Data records
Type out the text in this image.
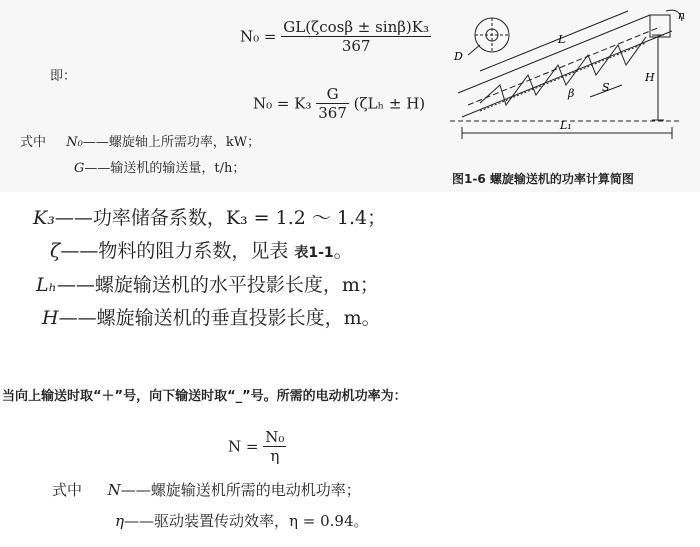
$N_0 = \frac{\text{GL(ζcosβ ± sinβ)K₃}}{367}$
即：
$N_0 = K_3 \frac{G}{367} (\zeta L_h \pm H)$
式中 N₀——螺旋轴上所需功率，kW；
G——输送机的输送量，t/h；
D
L
H
β	S
L₁
n
图1-6 螺旋输送机的功率计算简图
K₃——功率储备系数，K₃ = 1.2 ～ 1.4；
ζ——物料的阻力系数，见表 表1-1。
Lₕ——螺旋输送机的水平投影长度，m；
H——螺旋输送机的垂直投影长度，m。
当向上输送时取“＋”号，向下输送时取“_”号。所需的电动机功率为：
$N = \frac{\text{N₀}}{\eta}$
式中 N——螺旋输送机所需的电动机功率；
η——驱动装置传动效率，η = 0.94。
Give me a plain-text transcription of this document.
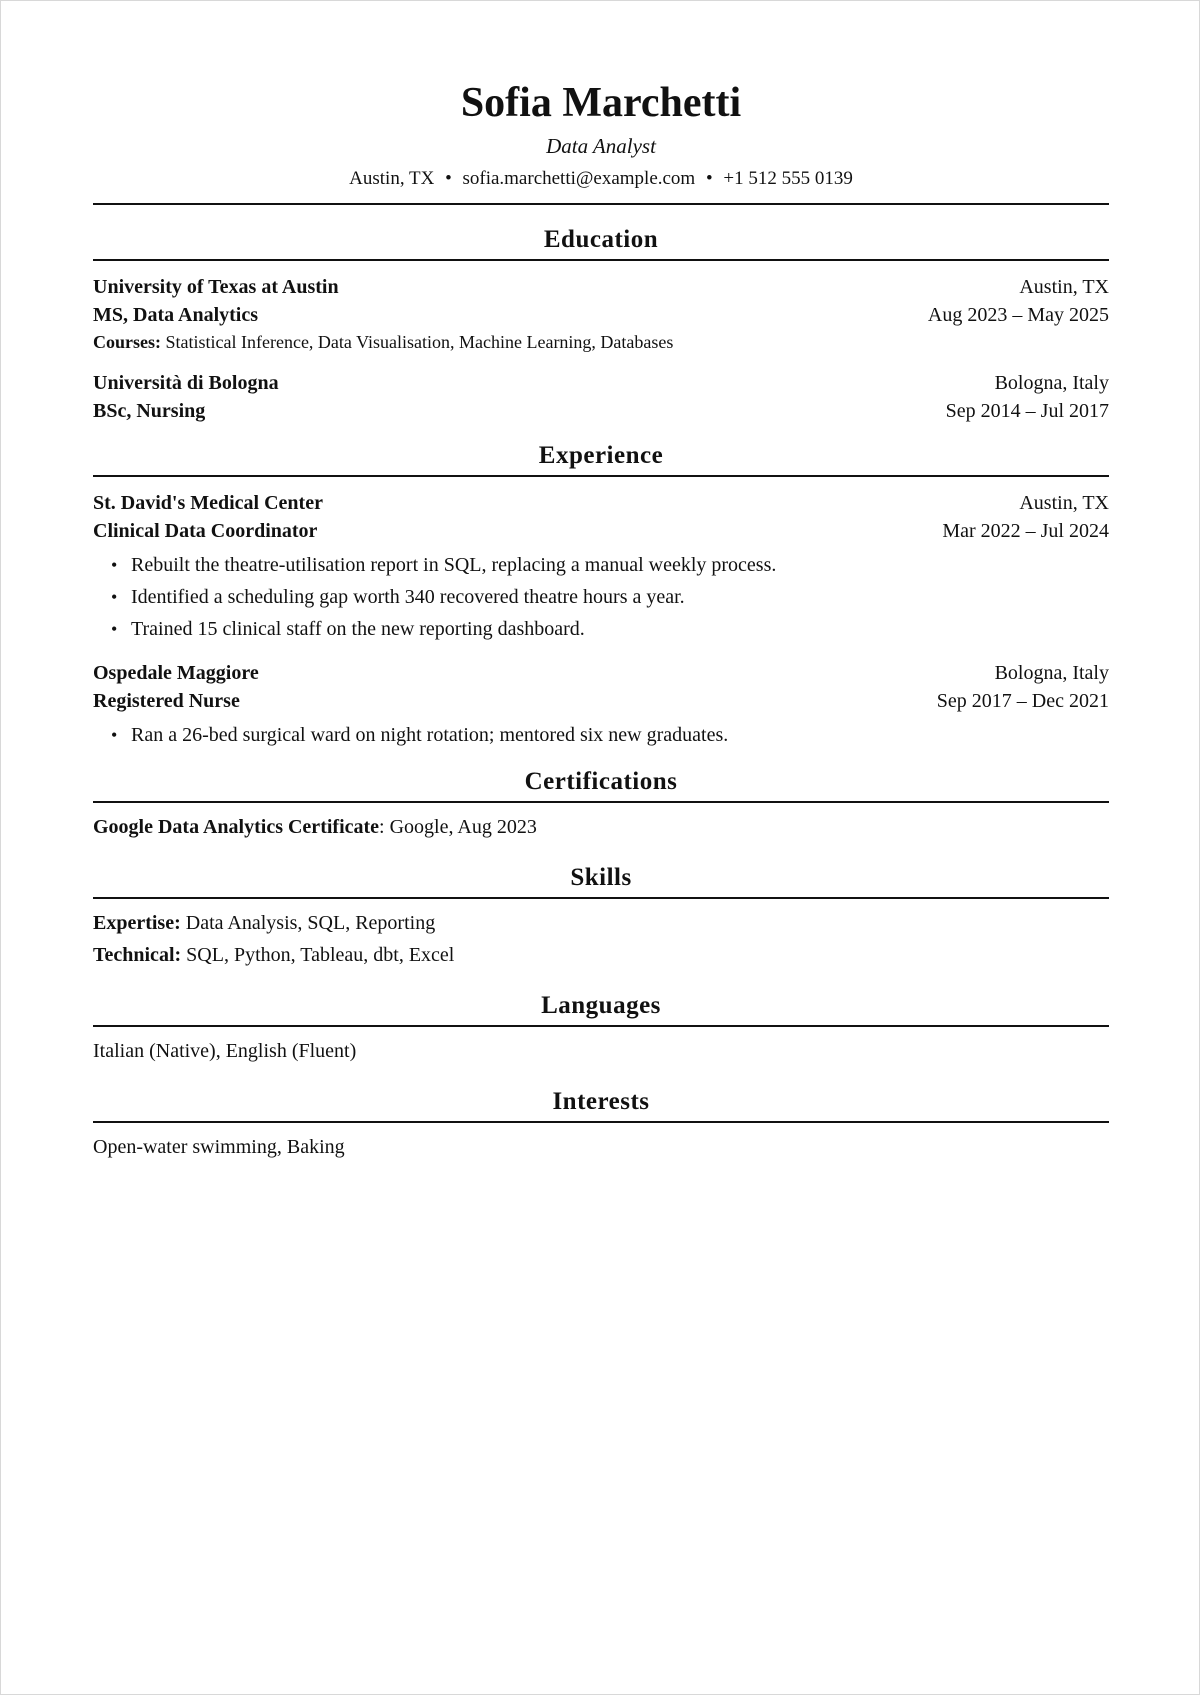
Sofia Marchetti
Data Analyst
Austin, TX • sofia.marchetti@example.com • +1 512 555 0139
Education
University of Texas at Austin	Austin, TX
MS, Data Analytics	Aug 2023 – May 2025
Courses: Statistical Inference, Data Visualisation, Machine Learning, Databases
Università di Bologna	Bologna, Italy
BSc, Nursing	Sep 2014 – Jul 2017
Experience
St. David's Medical Center	Austin, TX
Clinical Data Coordinator	Mar 2022 – Jul 2024
• Rebuilt the theatre-utilisation report in SQL, replacing a manual weekly process.
• Identified a scheduling gap worth 340 recovered theatre hours a year.
• Trained 15 clinical staff on the new reporting dashboard.
Ospedale Maggiore	Bologna, Italy
Registered Nurse	Sep 2017 – Dec 2021
• Ran a 26-bed surgical ward on night rotation; mentored six new graduates.
Certifications
Google Data Analytics Certificate: Google, Aug 2023
Skills
Expertise: Data Analysis, SQL, Reporting
Technical: SQL, Python, Tableau, dbt, Excel
Languages
Italian (Native), English (Fluent)
Interests
Open-water swimming, Baking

(PROBLEM TO SOLVE): The data above should be repeated exactly, minus any pictures.

(THE COMPLETED TASK):
Type out the text in this image.
$N_0 = \frac{\text{GL(ζcosβ ± sinβ)K₃}}{367}$
即：
$N_0 = K_3 \frac{G}{367} (\zeta L_h \pm H)$
式中 N₀——螺旋轴上所需功率，kW；
G——输送机的输送量，t/h；
D
L
H
β	S
L₁
n
图1-6 螺旋输送机的功率计算简图
K₃——功率储备系数，K₃ = 1.2 ～ 1.4；
ζ——物料的阻力系数，见表 表1-1。
Lₕ——螺旋输送机的水平投影长度，m；
H——螺旋输送机的垂直投影长度，m。
当向上输送时取“＋”号，向下输送时取“_”号。所需的电动机功率为：
$N = \frac{\text{N₀}}{\eta}$
式中 N——螺旋输送机所需的电动机功率；
η——驱动装置传动效率，η = 0.94。
Give me a plain-text transcription of this document.
Sofia Marchetti
Data Analyst
Austin, TX • sofia.marchetti@example.com • +1 512 555 0139
Education
University of Texas at Austin	Austin, TX
MS, Data Analytics	Aug 2023 – May 2025
Courses: Statistical Inference, Data Visualisation, Machine Learning, Databases
Università di Bologna	Bologna, Italy
BSc, Nursing	Sep 2014 – Jul 2017
Experience
St. David's Medical Center	Austin, TX
Clinical Data Coordinator	Mar 2022 – Jul 2024
• Rebuilt the theatre-utilisation report in SQL, replacing a manual weekly process.
• Identified a scheduling gap worth 340 recovered theatre hours a year.
• Trained 15 clinical staff on the new reporting dashboard.
Ospedale Maggiore	Bologna, Italy
Registered Nurse	Sep 2017 – Dec 2021
• Ran a 26-bed surgical ward on night rotation; mentored six new graduates.
Certifications
Google Data Analytics Certificate: Google, Aug 2023
Skills
Expertise: Data Analysis, SQL, Reporting
Technical: SQL, Python, Tableau, dbt, Excel
Languages
Italian (Native), English (Fluent)
Interests
Open-water swimming, Baking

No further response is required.